What to work on:
Give only the number of lines that contain the word "document".

Records:
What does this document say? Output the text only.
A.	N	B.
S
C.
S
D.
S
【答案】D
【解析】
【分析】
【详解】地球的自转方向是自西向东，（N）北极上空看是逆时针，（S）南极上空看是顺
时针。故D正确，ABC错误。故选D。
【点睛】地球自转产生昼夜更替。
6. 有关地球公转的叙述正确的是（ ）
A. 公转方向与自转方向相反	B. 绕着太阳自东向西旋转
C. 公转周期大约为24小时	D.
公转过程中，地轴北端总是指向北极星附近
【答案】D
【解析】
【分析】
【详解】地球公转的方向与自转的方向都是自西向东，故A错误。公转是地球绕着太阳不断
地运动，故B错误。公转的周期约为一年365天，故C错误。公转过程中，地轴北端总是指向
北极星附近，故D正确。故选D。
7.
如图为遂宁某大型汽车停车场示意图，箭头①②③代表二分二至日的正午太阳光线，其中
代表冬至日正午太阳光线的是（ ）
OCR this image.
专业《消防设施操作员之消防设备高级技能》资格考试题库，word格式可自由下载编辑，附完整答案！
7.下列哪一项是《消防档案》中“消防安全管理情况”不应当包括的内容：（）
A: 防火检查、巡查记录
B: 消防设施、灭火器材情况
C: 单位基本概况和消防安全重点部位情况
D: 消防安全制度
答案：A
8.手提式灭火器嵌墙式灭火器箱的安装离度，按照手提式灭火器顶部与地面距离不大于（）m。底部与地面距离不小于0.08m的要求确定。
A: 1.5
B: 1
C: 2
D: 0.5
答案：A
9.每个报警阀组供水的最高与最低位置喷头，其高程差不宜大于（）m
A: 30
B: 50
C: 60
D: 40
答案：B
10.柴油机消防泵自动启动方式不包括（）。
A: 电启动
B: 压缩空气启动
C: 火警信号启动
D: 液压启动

==

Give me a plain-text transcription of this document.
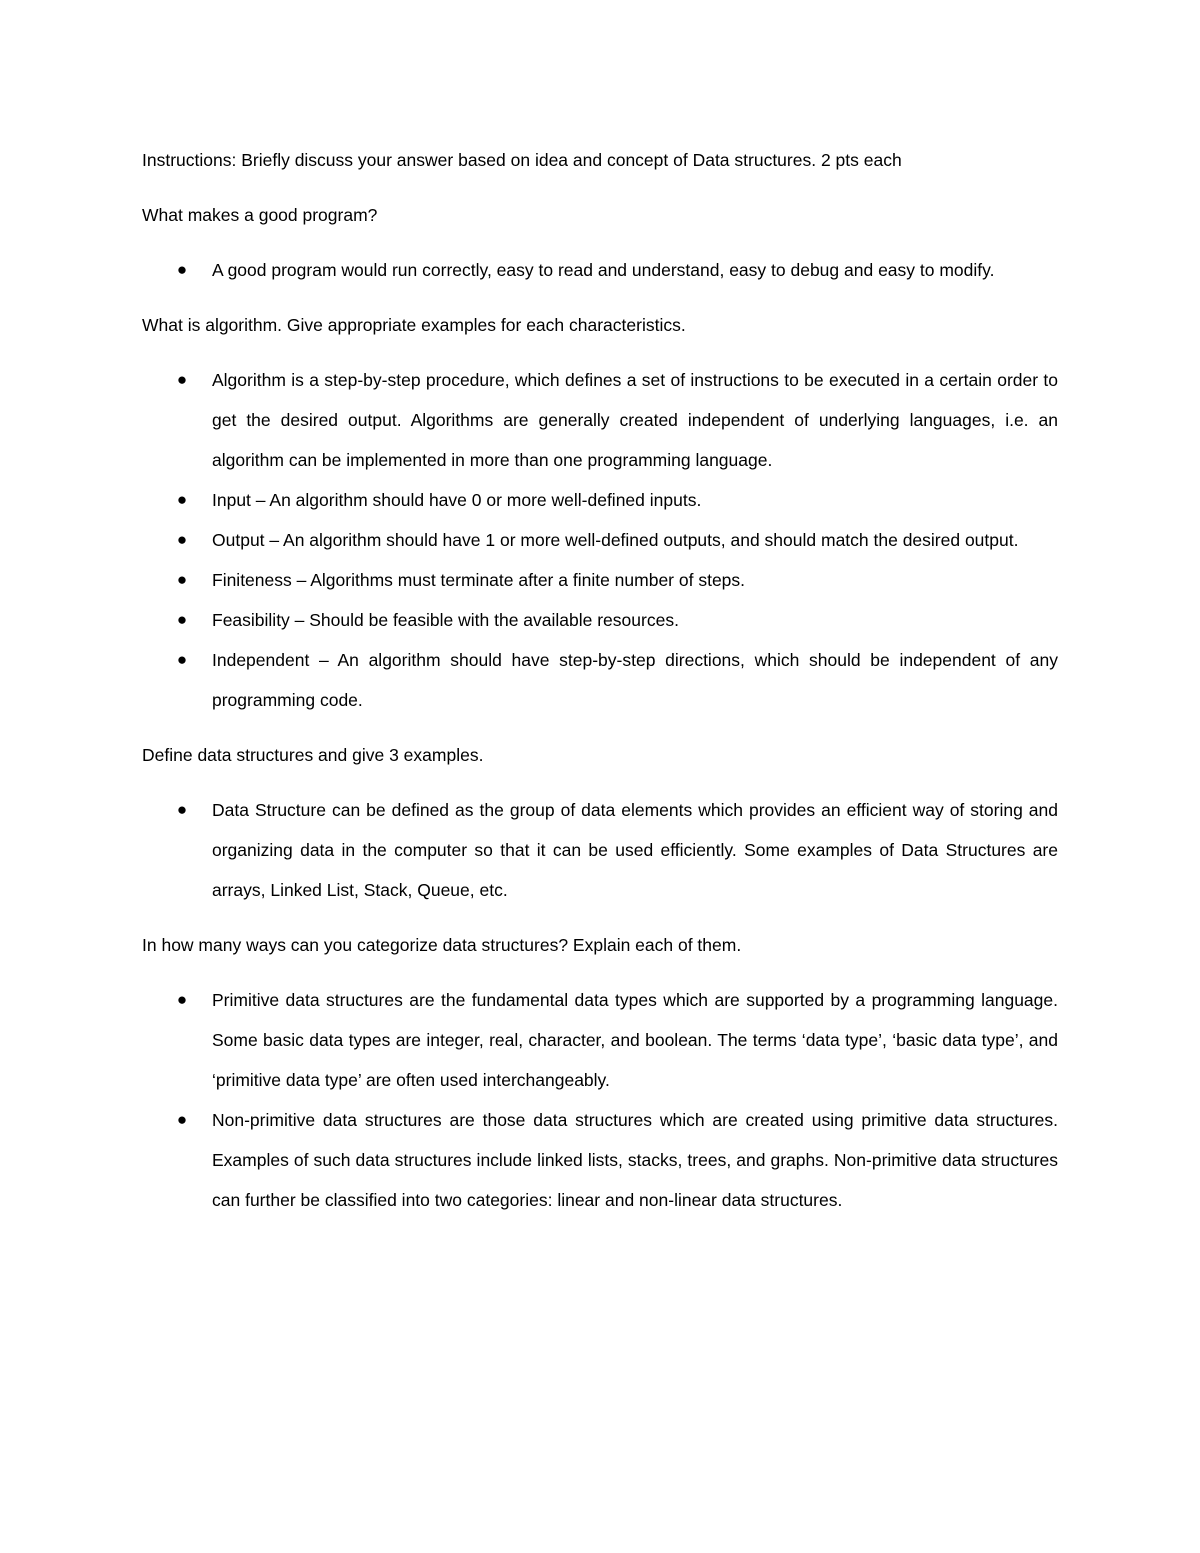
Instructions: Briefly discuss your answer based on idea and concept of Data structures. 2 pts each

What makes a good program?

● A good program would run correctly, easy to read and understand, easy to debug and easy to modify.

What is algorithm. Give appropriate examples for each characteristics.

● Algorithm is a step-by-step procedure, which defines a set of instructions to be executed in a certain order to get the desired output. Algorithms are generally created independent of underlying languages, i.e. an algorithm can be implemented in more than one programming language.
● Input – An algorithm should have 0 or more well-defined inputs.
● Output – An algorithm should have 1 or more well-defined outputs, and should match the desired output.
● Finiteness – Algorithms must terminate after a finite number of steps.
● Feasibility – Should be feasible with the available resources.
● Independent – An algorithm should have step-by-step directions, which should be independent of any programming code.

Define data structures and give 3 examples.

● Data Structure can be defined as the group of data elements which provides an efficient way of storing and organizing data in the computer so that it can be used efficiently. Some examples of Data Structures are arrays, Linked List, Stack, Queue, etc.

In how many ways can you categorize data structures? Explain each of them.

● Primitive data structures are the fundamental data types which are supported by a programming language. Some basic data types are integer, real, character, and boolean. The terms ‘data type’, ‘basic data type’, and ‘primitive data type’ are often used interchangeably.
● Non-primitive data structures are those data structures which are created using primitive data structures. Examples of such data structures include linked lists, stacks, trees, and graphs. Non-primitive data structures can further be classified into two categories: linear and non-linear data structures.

Response:
2